Your goal: Repeat the whole listing below, word for word.

Information supplied:
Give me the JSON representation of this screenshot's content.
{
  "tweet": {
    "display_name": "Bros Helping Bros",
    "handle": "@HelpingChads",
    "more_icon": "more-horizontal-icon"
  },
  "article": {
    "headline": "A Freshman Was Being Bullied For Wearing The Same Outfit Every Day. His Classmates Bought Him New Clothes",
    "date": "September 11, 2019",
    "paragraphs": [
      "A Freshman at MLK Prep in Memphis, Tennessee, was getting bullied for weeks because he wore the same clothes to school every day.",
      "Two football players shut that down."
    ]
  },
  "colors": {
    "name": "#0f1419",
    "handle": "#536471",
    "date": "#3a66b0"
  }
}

Solution to this problem:
Give me the JSON representation of this screenshot's content.
{
  "tweet": {
    "display_name": "Bros Helping Bros",
    "handle": "@HelpingChads",
    "more_icon": "more-horizontal-icon"
  },
  "article": {
    "headline": "A Freshman Was Being Bullied For Wearing The Same Outfit Every Day. His Classmates Bought Him New Clothes",
    "date": "September 11, 2019",
    "paragraphs": [
      "A Freshman at MLK Prep in Memphis, Tennessee, was getting bullied for weeks because he wore the same clothes to school every day.",
      "Two football players shut that down."
    ]
  },
  "colors": {
    "name": "#0f1419",
    "handle": "#536471",
    "date": "#3a66b0"
  }
}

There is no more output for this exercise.